Reply with nothing except the number of lines that contain the word "dans".

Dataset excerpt
☆ ☆ ☆

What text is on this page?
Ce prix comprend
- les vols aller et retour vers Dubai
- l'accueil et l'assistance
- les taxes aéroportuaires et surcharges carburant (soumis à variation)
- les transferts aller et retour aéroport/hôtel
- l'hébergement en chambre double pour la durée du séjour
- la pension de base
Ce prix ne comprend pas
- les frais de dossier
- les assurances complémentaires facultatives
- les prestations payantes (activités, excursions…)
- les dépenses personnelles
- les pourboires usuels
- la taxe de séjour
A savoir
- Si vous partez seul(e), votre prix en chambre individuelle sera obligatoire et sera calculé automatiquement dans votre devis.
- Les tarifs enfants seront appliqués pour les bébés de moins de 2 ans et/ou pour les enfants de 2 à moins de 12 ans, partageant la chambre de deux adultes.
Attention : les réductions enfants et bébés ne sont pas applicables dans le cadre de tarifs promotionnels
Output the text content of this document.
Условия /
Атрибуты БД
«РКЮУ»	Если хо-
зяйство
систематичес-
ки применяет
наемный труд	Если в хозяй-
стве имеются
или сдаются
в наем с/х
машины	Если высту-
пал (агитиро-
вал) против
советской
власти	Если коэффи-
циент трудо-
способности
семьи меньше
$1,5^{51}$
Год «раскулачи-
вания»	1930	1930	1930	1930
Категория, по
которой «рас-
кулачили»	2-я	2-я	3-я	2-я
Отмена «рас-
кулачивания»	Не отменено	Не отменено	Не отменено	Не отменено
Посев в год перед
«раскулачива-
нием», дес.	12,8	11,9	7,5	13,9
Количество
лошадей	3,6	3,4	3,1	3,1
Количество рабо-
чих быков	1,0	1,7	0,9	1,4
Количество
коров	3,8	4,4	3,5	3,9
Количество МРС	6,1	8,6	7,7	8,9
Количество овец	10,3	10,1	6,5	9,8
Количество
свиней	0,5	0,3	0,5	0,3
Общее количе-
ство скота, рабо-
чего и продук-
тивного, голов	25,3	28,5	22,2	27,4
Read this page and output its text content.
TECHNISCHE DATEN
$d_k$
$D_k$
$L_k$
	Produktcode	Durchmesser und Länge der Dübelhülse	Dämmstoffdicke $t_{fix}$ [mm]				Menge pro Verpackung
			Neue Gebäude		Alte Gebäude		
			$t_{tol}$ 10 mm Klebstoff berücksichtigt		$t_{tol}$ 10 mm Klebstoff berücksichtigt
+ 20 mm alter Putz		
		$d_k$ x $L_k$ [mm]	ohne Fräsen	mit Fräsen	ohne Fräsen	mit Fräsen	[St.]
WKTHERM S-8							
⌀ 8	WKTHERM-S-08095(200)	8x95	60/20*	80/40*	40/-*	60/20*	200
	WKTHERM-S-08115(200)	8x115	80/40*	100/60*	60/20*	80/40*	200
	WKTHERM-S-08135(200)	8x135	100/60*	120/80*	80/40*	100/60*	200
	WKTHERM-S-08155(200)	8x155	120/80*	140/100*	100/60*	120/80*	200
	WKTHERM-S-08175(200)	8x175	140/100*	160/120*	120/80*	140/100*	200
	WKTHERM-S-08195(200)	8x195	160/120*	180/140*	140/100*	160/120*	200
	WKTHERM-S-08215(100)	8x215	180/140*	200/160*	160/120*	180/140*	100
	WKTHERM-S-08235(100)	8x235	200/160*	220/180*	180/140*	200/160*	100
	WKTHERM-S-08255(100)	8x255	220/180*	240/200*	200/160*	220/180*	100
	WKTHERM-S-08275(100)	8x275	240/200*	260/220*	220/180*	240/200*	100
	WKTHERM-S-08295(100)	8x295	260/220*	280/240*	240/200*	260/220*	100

☆ ☆ ☆

#### TASK ANSWER:
2